# [RECORD EXTRACTS]
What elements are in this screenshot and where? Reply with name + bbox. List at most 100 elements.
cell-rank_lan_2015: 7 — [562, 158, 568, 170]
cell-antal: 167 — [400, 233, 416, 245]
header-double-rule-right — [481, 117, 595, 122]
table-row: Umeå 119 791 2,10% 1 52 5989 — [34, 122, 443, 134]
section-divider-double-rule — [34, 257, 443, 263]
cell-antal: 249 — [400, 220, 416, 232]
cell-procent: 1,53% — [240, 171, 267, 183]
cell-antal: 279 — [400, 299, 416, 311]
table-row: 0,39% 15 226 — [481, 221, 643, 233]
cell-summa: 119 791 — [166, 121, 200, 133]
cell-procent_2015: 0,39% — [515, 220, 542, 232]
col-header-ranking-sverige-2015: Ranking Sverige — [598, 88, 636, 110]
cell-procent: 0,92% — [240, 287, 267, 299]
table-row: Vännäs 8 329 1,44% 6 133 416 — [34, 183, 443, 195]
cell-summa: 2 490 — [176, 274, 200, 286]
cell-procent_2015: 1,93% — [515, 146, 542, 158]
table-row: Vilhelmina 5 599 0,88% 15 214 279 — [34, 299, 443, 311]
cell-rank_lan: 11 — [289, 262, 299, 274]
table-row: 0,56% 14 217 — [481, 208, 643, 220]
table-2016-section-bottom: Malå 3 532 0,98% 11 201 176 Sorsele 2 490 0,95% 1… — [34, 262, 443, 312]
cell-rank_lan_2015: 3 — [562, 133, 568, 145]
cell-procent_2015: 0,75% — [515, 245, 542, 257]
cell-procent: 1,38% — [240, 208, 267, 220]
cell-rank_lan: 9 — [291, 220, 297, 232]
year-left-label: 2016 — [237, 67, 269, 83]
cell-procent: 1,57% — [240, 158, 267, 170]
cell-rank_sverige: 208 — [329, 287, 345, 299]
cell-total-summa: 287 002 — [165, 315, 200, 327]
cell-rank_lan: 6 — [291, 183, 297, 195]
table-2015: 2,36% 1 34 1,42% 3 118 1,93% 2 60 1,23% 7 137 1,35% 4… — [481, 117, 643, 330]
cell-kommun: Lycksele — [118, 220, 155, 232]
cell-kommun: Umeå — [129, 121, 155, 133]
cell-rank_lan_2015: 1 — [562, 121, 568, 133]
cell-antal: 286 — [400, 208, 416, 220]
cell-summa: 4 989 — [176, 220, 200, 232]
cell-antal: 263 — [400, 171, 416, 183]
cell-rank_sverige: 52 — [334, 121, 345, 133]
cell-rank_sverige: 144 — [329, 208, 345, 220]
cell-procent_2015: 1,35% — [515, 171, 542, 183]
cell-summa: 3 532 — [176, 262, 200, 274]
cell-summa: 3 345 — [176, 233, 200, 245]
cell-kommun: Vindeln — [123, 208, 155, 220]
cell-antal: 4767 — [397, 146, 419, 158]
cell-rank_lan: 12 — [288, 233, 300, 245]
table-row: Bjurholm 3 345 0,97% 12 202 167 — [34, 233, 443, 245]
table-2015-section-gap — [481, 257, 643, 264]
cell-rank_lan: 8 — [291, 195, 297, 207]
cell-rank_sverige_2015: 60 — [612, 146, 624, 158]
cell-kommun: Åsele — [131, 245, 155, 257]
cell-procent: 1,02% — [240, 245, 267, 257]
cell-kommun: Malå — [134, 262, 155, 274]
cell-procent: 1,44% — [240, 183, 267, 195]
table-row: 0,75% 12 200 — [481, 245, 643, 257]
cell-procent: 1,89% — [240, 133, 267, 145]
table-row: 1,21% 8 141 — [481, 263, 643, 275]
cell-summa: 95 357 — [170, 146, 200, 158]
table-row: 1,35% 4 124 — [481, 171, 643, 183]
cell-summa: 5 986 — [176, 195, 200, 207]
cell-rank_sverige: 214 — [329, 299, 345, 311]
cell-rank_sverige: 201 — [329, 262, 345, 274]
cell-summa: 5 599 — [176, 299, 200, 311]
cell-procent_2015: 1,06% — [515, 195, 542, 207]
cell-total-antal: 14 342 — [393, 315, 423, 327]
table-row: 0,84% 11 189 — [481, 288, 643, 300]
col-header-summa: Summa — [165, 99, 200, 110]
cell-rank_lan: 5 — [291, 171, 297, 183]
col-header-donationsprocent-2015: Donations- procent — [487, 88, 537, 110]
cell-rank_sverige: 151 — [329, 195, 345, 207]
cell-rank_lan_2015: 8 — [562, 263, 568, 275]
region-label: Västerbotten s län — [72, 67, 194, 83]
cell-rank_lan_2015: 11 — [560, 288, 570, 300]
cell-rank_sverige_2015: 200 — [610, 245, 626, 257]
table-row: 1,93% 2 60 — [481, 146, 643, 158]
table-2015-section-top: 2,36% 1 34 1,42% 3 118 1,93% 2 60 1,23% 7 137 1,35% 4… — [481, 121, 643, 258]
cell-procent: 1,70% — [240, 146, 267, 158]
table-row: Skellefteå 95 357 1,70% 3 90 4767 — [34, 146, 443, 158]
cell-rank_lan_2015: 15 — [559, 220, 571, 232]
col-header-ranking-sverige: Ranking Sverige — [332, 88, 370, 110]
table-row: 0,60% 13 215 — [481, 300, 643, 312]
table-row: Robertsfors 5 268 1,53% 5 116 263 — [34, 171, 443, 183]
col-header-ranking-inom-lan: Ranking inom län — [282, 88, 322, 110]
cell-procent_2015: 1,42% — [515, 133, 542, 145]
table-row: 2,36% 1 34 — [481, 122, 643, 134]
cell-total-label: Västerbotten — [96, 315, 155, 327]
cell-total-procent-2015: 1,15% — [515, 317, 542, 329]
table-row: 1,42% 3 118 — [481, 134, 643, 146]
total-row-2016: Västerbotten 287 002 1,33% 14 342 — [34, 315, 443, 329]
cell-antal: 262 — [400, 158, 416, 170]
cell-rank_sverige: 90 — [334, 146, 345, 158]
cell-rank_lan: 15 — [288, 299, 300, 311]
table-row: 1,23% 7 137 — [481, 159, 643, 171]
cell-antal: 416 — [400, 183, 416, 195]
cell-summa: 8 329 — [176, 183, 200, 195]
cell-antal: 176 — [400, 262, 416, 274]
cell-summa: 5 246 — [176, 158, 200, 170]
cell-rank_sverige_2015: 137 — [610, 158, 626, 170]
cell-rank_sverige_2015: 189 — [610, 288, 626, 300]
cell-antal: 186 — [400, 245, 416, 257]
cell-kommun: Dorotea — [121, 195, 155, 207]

# [EXERCISE PROMPT]
Reproduce all of the lines above word for word, in the same order.

# [CORRECT OUTPUT]
What elements are in this screenshot and where? Reply with name + bbox. List at most 100 elements.
cell-rank_lan_2015: 7 — [562, 158, 568, 170]
cell-antal: 167 — [400, 233, 416, 245]
header-double-rule-right — [481, 117, 595, 122]
table-row: Umeå 119 791 2,10% 1 52 5989 — [34, 122, 443, 134]
section-divider-double-rule — [34, 257, 443, 263]
cell-antal: 249 — [400, 220, 416, 232]
cell-procent: 1,53% — [240, 171, 267, 183]
cell-antal: 279 — [400, 299, 416, 311]
table-row: 0,39% 15 226 — [481, 221, 643, 233]
cell-summa: 119 791 — [166, 121, 200, 133]
cell-procent_2015: 0,39% — [515, 220, 542, 232]
col-header-ranking-sverige-2015: Ranking Sverige — [598, 88, 636, 110]
cell-procent: 0,92% — [240, 287, 267, 299]
table-row: Vännäs 8 329 1,44% 6 133 416 — [34, 183, 443, 195]
cell-summa: 2 490 — [176, 274, 200, 286]
cell-procent_2015: 1,93% — [515, 146, 542, 158]
table-row: Vilhelmina 5 599 0,88% 15 214 279 — [34, 299, 443, 311]
cell-rank_lan: 11 — [289, 262, 299, 274]
table-row: 0,56% 14 217 — [481, 208, 643, 220]
table-2016-section-bottom: Malå 3 532 0,98% 11 201 176 Sorsele 2 490 0,95% 1… — [34, 262, 443, 312]
cell-rank_lan_2015: 3 — [562, 133, 568, 145]
cell-procent_2015: 0,75% — [515, 245, 542, 257]
cell-procent: 1,38% — [240, 208, 267, 220]
cell-rank_lan: 9 — [291, 220, 297, 232]
year-left-label: 2016 — [237, 67, 269, 83]
cell-procent: 1,57% — [240, 158, 267, 170]
cell-rank_sverige: 208 — [329, 287, 345, 299]
cell-total-summa: 287 002 — [165, 315, 200, 327]
cell-rank_lan: 6 — [291, 183, 297, 195]
table-2015: 2,36% 1 34 1,42% 3 118 1,93% 2 60 1,23% 7 137 1,35% 4… — [481, 117, 643, 330]
cell-kommun: Lycksele — [118, 220, 155, 232]
cell-kommun: Umeå — [129, 121, 155, 133]
cell-rank_lan_2015: 1 — [562, 121, 568, 133]
cell-antal: 286 — [400, 208, 416, 220]
cell-summa: 4 989 — [176, 220, 200, 232]
cell-antal: 263 — [400, 171, 416, 183]
cell-rank_sverige: 52 — [334, 121, 345, 133]
cell-rank_sverige: 144 — [329, 208, 345, 220]
cell-procent_2015: 1,35% — [515, 171, 542, 183]
cell-summa: 3 532 — [176, 262, 200, 274]
cell-summa: 3 345 — [176, 233, 200, 245]
cell-kommun: Vindeln — [123, 208, 155, 220]
cell-antal: 4767 — [397, 146, 419, 158]
cell-rank_lan: 12 — [288, 233, 300, 245]
table-row: Bjurholm 3 345 0,97% 12 202 167 — [34, 233, 443, 245]
table-2015-section-gap — [481, 257, 643, 264]
cell-rank_lan: 8 — [291, 195, 297, 207]
cell-rank_sverige_2015: 60 — [612, 146, 624, 158]
cell-kommun: Åsele — [131, 245, 155, 257]
cell-procent: 1,02% — [240, 245, 267, 257]
cell-kommun: Malå — [134, 262, 155, 274]
cell-procent: 1,44% — [240, 183, 267, 195]
table-row: 0,75% 12 200 — [481, 245, 643, 257]
cell-procent: 1,89% — [240, 133, 267, 145]
table-row: 1,21% 8 141 — [481, 263, 643, 275]
cell-summa: 95 357 — [170, 146, 200, 158]
table-row: 1,35% 4 124 — [481, 171, 643, 183]
cell-summa: 5 986 — [176, 195, 200, 207]
cell-rank_sverige: 214 — [329, 299, 345, 311]
cell-rank_sverige: 201 — [329, 262, 345, 274]
cell-summa: 5 599 — [176, 299, 200, 311]
cell-procent_2015: 1,06% — [515, 195, 542, 207]
cell-total-antal: 14 342 — [393, 315, 423, 327]
table-row: 0,84% 11 189 — [481, 288, 643, 300]
col-header-summa: Summa — [165, 99, 200, 110]
cell-rank_lan: 5 — [291, 171, 297, 183]
col-header-donationsprocent-2015: Donations- procent — [487, 88, 537, 110]
cell-rank_sverige: 151 — [329, 195, 345, 207]
cell-rank_lan_2015: 8 — [562, 263, 568, 275]
region-label: Västerbotten s län — [72, 67, 194, 83]
cell-rank_lan_2015: 11 — [560, 288, 570, 300]
cell-rank_sverige_2015: 200 — [610, 245, 626, 257]
table-row: 1,93% 2 60 — [481, 146, 643, 158]
table-2015-section-top: 2,36% 1 34 1,42% 3 118 1,93% 2 60 1,23% 7 137 1,35% 4… — [481, 121, 643, 258]
cell-procent: 1,70% — [240, 146, 267, 158]
table-row: Skellefteå 95 357 1,70% 3 90 4767 — [34, 146, 443, 158]
cell-rank_lan_2015: 15 — [559, 220, 571, 232]
col-header-ranking-sverige: Ranking Sverige — [332, 88, 370, 110]
table-row: 0,60% 13 215 — [481, 300, 643, 312]
table-row: Robertsfors 5 268 1,53% 5 116 263 — [34, 171, 443, 183]
col-header-ranking-inom-lan: Ranking inom län — [282, 88, 322, 110]
cell-procent_2015: 1,42% — [515, 133, 542, 145]
table-row: 2,36% 1 34 — [481, 122, 643, 134]
cell-total-label: Västerbotten — [96, 315, 155, 327]
cell-total-procent-2015: 1,15% — [515, 317, 542, 329]
table-row: 1,42% 3 118 — [481, 134, 643, 146]
total-row-2016: Västerbotten 287 002 1,33% 14 342 — [34, 315, 443, 329]
cell-antal: 262 — [400, 158, 416, 170]
cell-rank_sverige: 90 — [334, 146, 345, 158]
cell-rank_lan: 15 — [288, 299, 300, 311]
table-row: 1,23% 7 137 — [481, 159, 643, 171]
cell-antal: 416 — [400, 183, 416, 195]
cell-summa: 8 329 — [176, 183, 200, 195]
cell-antal: 176 — [400, 262, 416, 274]
cell-summa: 5 246 — [176, 158, 200, 170]
cell-rank_sverige_2015: 137 — [610, 158, 626, 170]
cell-rank_sverige_2015: 189 — [610, 288, 626, 300]
cell-antal: 186 — [400, 245, 416, 257]
cell-kommun: Dorotea — [121, 195, 155, 207]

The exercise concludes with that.